■ WORK INSTRUCTION ■
Carry on the notes about the foobar coding problems, picking up right after their last sentence.

■ PAGE TEXT ■
───

I first started doing foobar after being invited in April 2022. There have been some fun and challenging problems. I've done them on occasions when I felt that real life wouldn't interfere too much. Now I have only the one Level 5 problem left to attempt.

I didn't start saving the entire problem text until recently, so I can't reconstruct the original problem wording in terms of bunnies, trainers, minions and Commander Lambda. What follows are notes for each problem. And anyway the problems someone else sees may be different from the problems I've seen.

foobar requires solutions be written in python 2.7 (or Java), with only a subset of the standard library available for use.

Level 1

One week to solve the problem. That's not saying you need a week to solve it. It's in case you have other things going on in your life.

bunnyid.py

bunnyid(x: int, y: int)

Enumerate the $\mathbb N^2$ lattice points along diagonals x + y = n of increasing 1-norm distance n from the origin (0,0) in $\mathbb Z^2$. Counting should increase with distance along the horizontal axis. So, given x and y both positive integers, e.g. (2,3), count the number of lattice points (p,q) in $\mathbb N^2$ such that p + q <= x + y, and if p + q = x + y then such that p <= x.

E.g., count

| 7
| 4 8
| 2 5 9
| 1 3 6 10
----------

from:

(1,1) => 1
(1,2) => 2
(2,1) => 3
(1,3) => 4
(2,2) => 5
(3,1) => 6
(1,4) => 7
(2,3) => 8
(3,2) => 9
(4,1) => 10

Stringify the return result. x and y are guaranteed to be ints in the range 1 to 100000.

Level 2

One week to solve each problem.

pieslices.py

pieslices(s: str)

Given a string s of length at most MAX_PIE_MandMs representing M&Ms arranged in a circle around the circular pie, return the maximum number of pieces into which the pie can be cut radially so that each piece has the same sequence of M&Ms along its edge.

Clearly the smallest return value is 1, when there is no repeating subsequence which concatenates into the whole string s, and the largest return value is len(s), when s consists of one single character repeated.

───

Extracted data entries
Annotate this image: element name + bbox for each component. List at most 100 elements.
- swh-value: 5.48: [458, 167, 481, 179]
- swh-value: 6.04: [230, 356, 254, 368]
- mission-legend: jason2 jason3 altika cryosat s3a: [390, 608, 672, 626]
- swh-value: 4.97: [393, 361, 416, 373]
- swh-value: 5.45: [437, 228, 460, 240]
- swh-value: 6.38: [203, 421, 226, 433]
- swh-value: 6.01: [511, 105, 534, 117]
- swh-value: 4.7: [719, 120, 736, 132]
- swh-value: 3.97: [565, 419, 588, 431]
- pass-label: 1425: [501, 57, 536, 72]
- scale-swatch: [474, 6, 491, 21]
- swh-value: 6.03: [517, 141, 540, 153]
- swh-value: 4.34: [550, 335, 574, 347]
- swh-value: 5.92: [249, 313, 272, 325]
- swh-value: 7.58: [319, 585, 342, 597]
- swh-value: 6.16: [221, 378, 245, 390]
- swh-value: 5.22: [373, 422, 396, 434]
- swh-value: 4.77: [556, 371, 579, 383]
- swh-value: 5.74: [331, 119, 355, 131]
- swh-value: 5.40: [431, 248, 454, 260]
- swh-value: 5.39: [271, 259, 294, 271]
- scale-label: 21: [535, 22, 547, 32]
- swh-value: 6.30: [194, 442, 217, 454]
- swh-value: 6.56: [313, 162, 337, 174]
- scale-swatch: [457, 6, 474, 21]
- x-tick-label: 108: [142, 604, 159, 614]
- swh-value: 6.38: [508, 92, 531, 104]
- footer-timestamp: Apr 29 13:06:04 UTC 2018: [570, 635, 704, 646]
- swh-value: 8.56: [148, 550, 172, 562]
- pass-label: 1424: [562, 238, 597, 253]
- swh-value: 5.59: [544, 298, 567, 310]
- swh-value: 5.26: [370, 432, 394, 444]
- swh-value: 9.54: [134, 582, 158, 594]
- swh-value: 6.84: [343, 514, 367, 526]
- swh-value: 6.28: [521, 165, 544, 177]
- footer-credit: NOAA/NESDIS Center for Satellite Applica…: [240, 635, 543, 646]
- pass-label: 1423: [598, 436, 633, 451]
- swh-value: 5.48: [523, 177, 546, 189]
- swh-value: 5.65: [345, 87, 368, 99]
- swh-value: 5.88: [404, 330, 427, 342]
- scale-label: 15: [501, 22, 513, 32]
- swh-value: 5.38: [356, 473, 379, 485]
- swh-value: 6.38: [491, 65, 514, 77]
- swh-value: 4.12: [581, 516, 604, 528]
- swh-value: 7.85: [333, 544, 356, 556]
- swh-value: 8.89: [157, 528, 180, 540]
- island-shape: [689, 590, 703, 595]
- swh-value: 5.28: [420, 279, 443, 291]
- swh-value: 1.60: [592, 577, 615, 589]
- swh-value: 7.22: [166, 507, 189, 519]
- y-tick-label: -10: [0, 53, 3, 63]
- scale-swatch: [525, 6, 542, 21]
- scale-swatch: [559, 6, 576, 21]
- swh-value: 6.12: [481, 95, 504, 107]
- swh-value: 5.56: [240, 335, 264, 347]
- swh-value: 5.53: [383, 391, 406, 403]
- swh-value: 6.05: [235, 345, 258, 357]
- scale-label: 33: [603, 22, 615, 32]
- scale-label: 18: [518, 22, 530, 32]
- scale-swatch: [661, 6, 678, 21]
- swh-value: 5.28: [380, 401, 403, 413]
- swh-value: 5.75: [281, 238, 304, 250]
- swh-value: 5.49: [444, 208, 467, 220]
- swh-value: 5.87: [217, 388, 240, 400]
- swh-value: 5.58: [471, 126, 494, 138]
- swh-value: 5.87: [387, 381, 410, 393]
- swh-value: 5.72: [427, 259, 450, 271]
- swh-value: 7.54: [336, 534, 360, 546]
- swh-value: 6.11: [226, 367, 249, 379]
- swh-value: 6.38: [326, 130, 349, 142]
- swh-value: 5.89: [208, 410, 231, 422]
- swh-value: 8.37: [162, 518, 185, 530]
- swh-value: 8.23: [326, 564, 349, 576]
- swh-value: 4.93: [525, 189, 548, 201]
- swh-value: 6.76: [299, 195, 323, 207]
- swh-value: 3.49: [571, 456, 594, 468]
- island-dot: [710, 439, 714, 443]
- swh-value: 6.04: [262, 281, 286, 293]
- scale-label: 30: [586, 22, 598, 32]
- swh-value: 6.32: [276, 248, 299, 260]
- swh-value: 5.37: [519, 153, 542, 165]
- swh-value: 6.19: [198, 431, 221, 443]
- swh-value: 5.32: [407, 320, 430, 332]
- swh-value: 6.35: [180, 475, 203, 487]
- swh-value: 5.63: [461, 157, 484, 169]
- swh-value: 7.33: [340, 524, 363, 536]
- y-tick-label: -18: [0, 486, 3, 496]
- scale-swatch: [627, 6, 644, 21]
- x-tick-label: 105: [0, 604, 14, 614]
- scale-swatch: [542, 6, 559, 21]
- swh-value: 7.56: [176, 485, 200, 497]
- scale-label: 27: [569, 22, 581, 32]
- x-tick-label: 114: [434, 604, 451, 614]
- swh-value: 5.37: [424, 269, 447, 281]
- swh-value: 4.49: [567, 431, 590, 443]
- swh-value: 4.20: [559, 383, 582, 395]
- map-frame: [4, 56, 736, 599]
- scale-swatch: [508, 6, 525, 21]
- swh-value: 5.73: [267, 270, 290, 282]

───

■ ANSWER BELOW ■
Moreover, the return value will always be a divisor of len(s), so we can limit our searches to divisors only. Without further use cases/requirements, we'll assume that computing the divisors for s using the Euclidean algorithm is good enough, which it certainly is for small maximum string lengths. We won't try to memoise lists of divisors, precompute them for every possible length up to small MAX_PIE_MandMs, or compute a new divisor only when needed, (since the list will be short,) without having more data in favour of needing to do so.

A zero length s results in zero pie slices.

elevatorversions.py

elevatorversions(l)

Given a list l of major.minor.patch version number strings, sort them into increasing order and return the sorted list.

Each of major, minor, patch represents an int >= 0. Minor and patch are optional, but if patch is given minor must also be given. (I.e. no string of the form "major..patch".) Missing minor and patch numbers are equivalent to 0.

Major is required.

If two version numbers are equal but have a different number of components (e.g. 2, 2.0, 2.0.0), then subsort these by increasing number of components.

No instruction is given on comparing e.g. "1.01" vs. "1.1". We'll try first off dropping the leading zeros and see if the verifier is happy with that, so that ["1.01", "1.1"] will return ["1.1", "1.1"].

Level 3

One week to solve each problem.

xorqueue.py

xorqueue(start: int, length: int)

Equivalent to forming a square matrix of size length**2, consisting of the integers from start to start + length**2 -1 inclusive, in row major order, then xoring the entries in the upper anti-triangle of the matrix as the return value.

start should be nonnegative.
length should be strictly positive, and such that start + length**2 - 1 < MAX_WORKER_ID.
MAX_WORKER_ID is 2 billion.

E.g. xorqueue(17,4) is equivalent to generating the matrix

17 18 19 20
21 22 23 24
25 26 27 28
29 30 31 32

then xoring together the integers of the upper anti-triangle

17 18 19 20
21 22 23
25 26
29

to give the result 14.

There may be hundreds of millions of integers we need to xor together, so time performance of the solution is paramount.

eventualmarkov.py

eventualmarkov(m)

m is a square matrix of nonnegative ints, represented as a list of n lists each of length n.
m[i][j] records the number of times state i was observed to transition to state j in experiments.

We're asked to find for each absorbing state the probability of ending up eventually in that absorbing state, beginning from state 0. We're guaranteed that

  • there is at least one absorbing state,
  • there are no absorbing cycles (periodic states).

We're implicitly told to work with the matrix of observations, to treat them as representations of the transition probabilities. We're told that some states have been unobserved, that is, both that no transition into that state was observed from any state (corresponding to a zero column in m) and no transition out of that state was observed to any state (corresponding to a zero row in m). Absorbing states correspond to a zero row in m, since once in that state we don't leave it. (The unobserved states are also treated as absorbing, although we have no way to get in to these states.)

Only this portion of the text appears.